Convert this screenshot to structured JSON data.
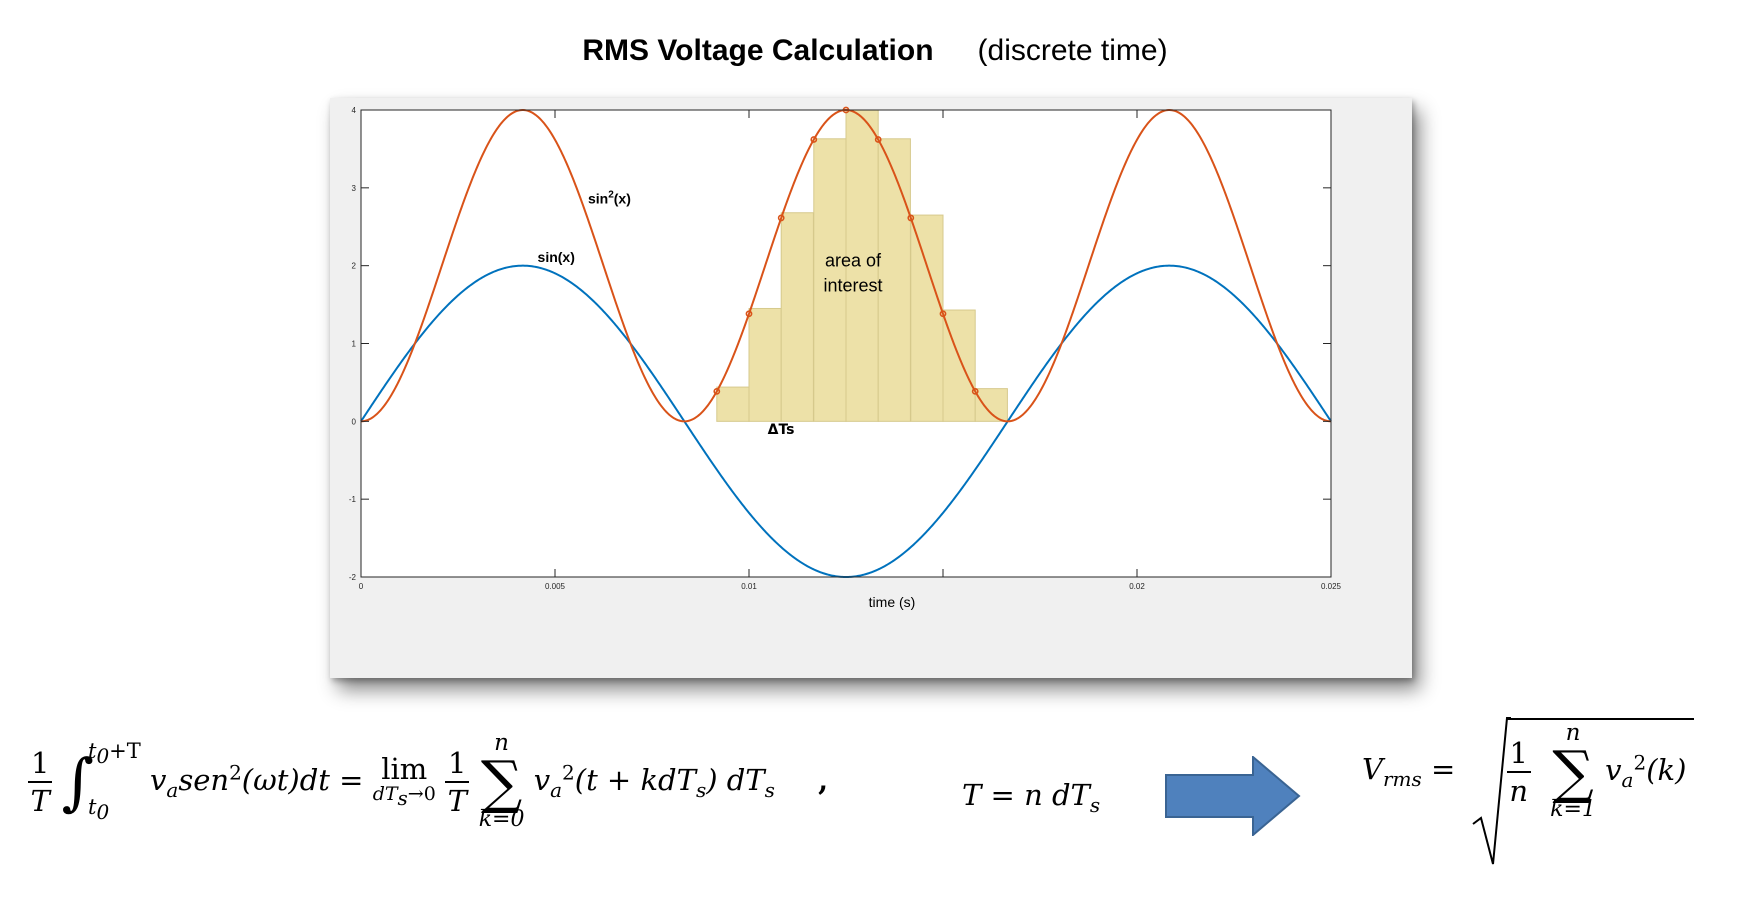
{
  "title": {
    "main": "RMS Voltage Calculation",
    "sub": "(discrete time)"
  },
  "colors": {
    "sin": "#0072BD",
    "sin2": "#D95319",
    "bars": "#EDE1A8",
    "bar_edge": "#d6c98c",
    "arrow": "#4F81BD"
  },
  "chart_data": {
    "type": "line",
    "title": "",
    "xlabel": "time (s)",
    "ylabel": "",
    "xlim": [
      0,
      0.025
    ],
    "ylim": [
      -2,
      4
    ],
    "x_ticks": [
      0,
      0.005,
      0.01,
      0.015,
      0.02,
      0.025
    ],
    "x_tick_labels": [
      "0",
      "0.005",
      "0.01",
      "",
      "0.02",
      "0.025"
    ],
    "y_ticks": [
      -2,
      -1,
      0,
      1,
      2,
      3,
      4
    ],
    "y_tick_labels": [
      "-2",
      "-1",
      "0",
      "1",
      "2",
      "3",
      "4"
    ],
    "frequency_hz": 60,
    "series": [
      {
        "name": "sin(x)",
        "amplitude": 2,
        "function": "2·sin(2π·60·t)"
      },
      {
        "name": "sin2(x)",
        "amplitude": 4,
        "function": "4·sin²(2π·60·t)"
      }
    ],
    "samples": {
      "t": [
        0.00917,
        0.01,
        0.01083,
        0.01167,
        0.0125,
        0.01333,
        0.01417,
        0.015,
        0.01583
      ],
      "values": [
        0.44,
        1.45,
        2.68,
        3.63,
        4.0,
        3.63,
        2.65,
        1.43,
        0.42
      ],
      "bar_width_s": 0.00083,
      "bar_color": "#EDE1A8"
    },
    "annotations": [
      {
        "text": "sin",
        "sup": "2",
        "text2": "(x)",
        "x": 0.00585,
        "y": 2.8
      },
      {
        "text": "sin(x)",
        "x": 0.00455,
        "y": 2.05
      },
      {
        "text": "area of",
        "x": 0.01268,
        "y": 1.99
      },
      {
        "text": "interest",
        "x": 0.01268,
        "y": 1.67
      },
      {
        "text": "ΔTs",
        "x": 0.01048,
        "y": -0.16
      }
    ],
    "grid": false,
    "legend": "none"
  },
  "equation_left": {
    "one": "1",
    "T": "T",
    "int_upper": "t",
    "int_upper_sub": "0",
    "int_upper_rest": "+T",
    "int_lower": "t",
    "int_lower_sub": "0",
    "integrand": "v",
    "integrand_sub": "a",
    "integrand_fn": "sen",
    "integrand_sup": "2",
    "integrand_arg": "(ωt)dt =",
    "lim": "lim",
    "lim_under": "dT",
    "lim_under_sub": "s",
    "lim_under_rest": "→0",
    "sum_top": "n",
    "sum_bot": "k=0",
    "term": "v",
    "term_sub": "a",
    "term_sup": "2",
    "term_arg": "(t + kdT",
    "term_arg_sub": "s",
    "term_arg_end": ") dT",
    "term_end_sub": "s",
    "comma": ","
  },
  "equation_mid": {
    "lhs": "T = n dT",
    "lhs_sub": "s"
  },
  "equation_right": {
    "lhs": "V",
    "lhs_sub": "rms",
    "eq": "=",
    "one": "1",
    "n": "n",
    "sum_top": "n",
    "sum_bot": "k=1",
    "term": "v",
    "term_sub": "a",
    "term_sup": "2",
    "term_arg": "(k)"
  }
}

+ + + +

-- Goal --
Print out the material word for word, omitting the pictures.

-- Response to this task --
Convert this screenshot to structured JSON data.
{
  "title": {
    "main": "RMS Voltage Calculation",
    "sub": "(discrete time)"
  },
  "colors": {
    "sin": "#0072BD",
    "sin2": "#D95319",
    "bars": "#EDE1A8",
    "bar_edge": "#d6c98c",
    "arrow": "#4F81BD"
  },
  "chart_data": {
    "type": "line",
    "title": "",
    "xlabel": "time (s)",
    "ylabel": "",
    "xlim": [
      0,
      0.025
    ],
    "ylim": [
      -2,
      4
    ],
    "x_ticks": [
      0,
      0.005,
      0.01,
      0.015,
      0.02,
      0.025
    ],
    "x_tick_labels": [
      "0",
      "0.005",
      "0.01",
      "",
      "0.02",
      "0.025"
    ],
    "y_ticks": [
      -2,
      -1,
      0,
      1,
      2,
      3,
      4
    ],
    "y_tick_labels": [
      "-2",
      "-1",
      "0",
      "1",
      "2",
      "3",
      "4"
    ],
    "frequency_hz": 60,
    "series": [
      {
        "name": "sin(x)",
        "amplitude": 2,
        "function": "2·sin(2π·60·t)"
      },
      {
        "name": "sin2(x)",
        "amplitude": 4,
        "function": "4·sin²(2π·60·t)"
      }
    ],
    "samples": {
      "t": [
        0.00917,
        0.01,
        0.01083,
        0.01167,
        0.0125,
        0.01333,
        0.01417,
        0.015,
        0.01583
      ],
      "values": [
        0.44,
        1.45,
        2.68,
        3.63,
        4.0,
        3.63,
        2.65,
        1.43,
        0.42
      ],
      "bar_width_s": 0.00083,
      "bar_color": "#EDE1A8"
    },
    "annotations": [
      {
        "text": "sin",
        "sup": "2",
        "text2": "(x)",
        "x": 0.00585,
        "y": 2.8
      },
      {
        "text": "sin(x)",
        "x": 0.00455,
        "y": 2.05
      },
      {
        "text": "area of",
        "x": 0.01268,
        "y": 1.99
      },
      {
        "text": "interest",
        "x": 0.01268,
        "y": 1.67
      },
      {
        "text": "ΔTs",
        "x": 0.01048,
        "y": -0.16
      }
    ],
    "grid": false,
    "legend": "none"
  },
  "equation_left": {
    "one": "1",
    "T": "T",
    "int_upper": "t",
    "int_upper_sub": "0",
    "int_upper_rest": "+T",
    "int_lower": "t",
    "int_lower_sub": "0",
    "integrand": "v",
    "integrand_sub": "a",
    "integrand_fn": "sen",
    "integrand_sup": "2",
    "integrand_arg": "(ωt)dt =",
    "lim": "lim",
    "lim_under": "dT",
    "lim_under_sub": "s",
    "lim_under_rest": "→0",
    "sum_top": "n",
    "sum_bot": "k=0",
    "term": "v",
    "term_sub": "a",
    "term_sup": "2",
    "term_arg": "(t + kdT",
    "term_arg_sub": "s",
    "term_arg_end": ") dT",
    "term_end_sub": "s",
    "comma": ","
  },
  "equation_mid": {
    "lhs": "T = n dT",
    "lhs_sub": "s"
  },
  "equation_right": {
    "lhs": "V",
    "lhs_sub": "rms",
    "eq": "=",
    "one": "1",
    "n": "n",
    "sum_top": "n",
    "sum_bot": "k=1",
    "term": "v",
    "term_sub": "a",
    "term_sup": "2",
    "term_arg": "(k)"
  }
}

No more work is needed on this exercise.